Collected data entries
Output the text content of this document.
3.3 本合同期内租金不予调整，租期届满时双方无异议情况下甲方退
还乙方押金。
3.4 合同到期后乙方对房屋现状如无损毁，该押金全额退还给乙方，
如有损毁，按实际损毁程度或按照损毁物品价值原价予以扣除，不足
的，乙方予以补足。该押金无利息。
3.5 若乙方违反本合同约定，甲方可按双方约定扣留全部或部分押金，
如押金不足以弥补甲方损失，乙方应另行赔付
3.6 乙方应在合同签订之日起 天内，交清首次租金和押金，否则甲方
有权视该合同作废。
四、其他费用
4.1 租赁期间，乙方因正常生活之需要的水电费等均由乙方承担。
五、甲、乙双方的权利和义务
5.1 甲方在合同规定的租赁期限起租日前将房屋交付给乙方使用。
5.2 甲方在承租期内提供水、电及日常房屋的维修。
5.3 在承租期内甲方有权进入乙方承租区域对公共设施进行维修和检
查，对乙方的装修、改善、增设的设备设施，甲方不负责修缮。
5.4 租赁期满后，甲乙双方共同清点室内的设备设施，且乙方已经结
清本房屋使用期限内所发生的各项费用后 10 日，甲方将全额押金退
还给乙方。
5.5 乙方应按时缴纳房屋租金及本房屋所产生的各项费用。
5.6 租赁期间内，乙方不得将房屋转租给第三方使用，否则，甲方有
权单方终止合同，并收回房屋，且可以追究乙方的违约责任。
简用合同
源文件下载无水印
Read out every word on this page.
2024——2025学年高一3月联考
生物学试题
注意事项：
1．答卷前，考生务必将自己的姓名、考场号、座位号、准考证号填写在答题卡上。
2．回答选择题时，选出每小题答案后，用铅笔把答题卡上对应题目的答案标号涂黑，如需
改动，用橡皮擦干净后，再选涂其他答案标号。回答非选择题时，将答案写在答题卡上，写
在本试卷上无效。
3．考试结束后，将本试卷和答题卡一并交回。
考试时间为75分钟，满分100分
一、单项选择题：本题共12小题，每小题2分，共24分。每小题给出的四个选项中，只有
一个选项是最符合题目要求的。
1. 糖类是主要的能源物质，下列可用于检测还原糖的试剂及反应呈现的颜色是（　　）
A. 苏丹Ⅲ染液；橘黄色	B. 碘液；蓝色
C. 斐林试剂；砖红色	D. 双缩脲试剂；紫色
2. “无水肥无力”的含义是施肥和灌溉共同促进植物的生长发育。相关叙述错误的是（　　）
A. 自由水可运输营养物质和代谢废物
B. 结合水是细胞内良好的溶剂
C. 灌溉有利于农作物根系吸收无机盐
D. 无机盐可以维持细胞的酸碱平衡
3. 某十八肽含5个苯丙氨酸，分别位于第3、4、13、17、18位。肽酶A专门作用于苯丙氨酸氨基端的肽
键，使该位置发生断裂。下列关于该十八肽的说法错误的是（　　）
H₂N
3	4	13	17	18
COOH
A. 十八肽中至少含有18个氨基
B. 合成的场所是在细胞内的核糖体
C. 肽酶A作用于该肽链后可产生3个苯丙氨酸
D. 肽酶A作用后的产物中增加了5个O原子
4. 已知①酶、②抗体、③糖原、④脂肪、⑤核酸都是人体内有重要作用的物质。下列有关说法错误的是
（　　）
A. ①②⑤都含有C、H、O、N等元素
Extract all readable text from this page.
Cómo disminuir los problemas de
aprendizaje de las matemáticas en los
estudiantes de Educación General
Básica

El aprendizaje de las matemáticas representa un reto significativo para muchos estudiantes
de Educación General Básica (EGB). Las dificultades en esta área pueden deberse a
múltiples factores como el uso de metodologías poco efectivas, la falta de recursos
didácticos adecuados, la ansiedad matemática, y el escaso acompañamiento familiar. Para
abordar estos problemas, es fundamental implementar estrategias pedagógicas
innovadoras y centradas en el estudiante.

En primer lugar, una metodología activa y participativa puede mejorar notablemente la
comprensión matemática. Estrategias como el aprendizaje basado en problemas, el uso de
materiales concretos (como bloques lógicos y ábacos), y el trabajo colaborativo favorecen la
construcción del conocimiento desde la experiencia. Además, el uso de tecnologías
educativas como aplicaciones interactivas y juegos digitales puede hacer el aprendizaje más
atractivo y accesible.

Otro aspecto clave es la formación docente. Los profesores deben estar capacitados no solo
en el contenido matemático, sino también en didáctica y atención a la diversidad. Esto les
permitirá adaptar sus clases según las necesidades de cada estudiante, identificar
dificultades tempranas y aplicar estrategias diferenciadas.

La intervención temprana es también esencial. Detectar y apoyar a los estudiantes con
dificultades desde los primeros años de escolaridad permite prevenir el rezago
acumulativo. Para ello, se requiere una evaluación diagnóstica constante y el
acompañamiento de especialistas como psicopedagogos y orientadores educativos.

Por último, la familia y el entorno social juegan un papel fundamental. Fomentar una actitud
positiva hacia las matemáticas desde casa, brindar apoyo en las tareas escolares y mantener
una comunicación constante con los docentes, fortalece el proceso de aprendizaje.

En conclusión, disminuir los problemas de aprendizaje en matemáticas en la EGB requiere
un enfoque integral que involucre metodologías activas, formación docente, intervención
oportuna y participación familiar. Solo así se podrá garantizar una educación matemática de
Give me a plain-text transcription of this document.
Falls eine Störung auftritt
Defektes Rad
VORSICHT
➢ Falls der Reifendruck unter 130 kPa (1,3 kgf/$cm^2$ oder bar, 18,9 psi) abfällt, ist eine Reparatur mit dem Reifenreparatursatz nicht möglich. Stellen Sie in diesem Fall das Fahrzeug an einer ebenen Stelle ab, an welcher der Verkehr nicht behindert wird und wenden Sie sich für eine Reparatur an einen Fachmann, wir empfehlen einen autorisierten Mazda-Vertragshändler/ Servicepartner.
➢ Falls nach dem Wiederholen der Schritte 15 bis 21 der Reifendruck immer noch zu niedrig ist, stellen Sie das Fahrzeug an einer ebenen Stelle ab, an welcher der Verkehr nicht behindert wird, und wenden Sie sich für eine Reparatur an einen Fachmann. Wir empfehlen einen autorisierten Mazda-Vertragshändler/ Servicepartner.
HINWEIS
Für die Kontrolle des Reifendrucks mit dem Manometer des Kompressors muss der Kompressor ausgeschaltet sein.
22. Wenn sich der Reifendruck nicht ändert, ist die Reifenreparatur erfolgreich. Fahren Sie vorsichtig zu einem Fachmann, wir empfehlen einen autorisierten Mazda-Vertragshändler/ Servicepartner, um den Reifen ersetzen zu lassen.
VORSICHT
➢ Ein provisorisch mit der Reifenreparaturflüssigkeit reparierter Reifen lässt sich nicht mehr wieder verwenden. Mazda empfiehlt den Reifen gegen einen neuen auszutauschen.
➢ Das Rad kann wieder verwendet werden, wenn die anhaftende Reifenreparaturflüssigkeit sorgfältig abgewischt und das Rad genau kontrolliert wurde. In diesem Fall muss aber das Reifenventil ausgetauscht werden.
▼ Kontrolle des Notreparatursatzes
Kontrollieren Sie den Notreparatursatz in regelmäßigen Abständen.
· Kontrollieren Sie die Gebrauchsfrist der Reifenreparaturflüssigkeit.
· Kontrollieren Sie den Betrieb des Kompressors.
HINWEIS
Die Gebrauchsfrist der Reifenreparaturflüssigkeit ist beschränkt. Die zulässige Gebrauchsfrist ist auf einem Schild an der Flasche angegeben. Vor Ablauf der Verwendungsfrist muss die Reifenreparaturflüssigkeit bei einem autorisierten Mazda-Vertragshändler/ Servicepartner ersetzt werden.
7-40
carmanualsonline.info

### Written exercise
Show every line where the string "Kontrolle" appears.

### Solution
Für die Kontrolle des Reifendrucks mit dem Manometer des Kompressors muss der Kompressor ausgeschaltet sein.
▼ Kontrolle des Notreparatursatzes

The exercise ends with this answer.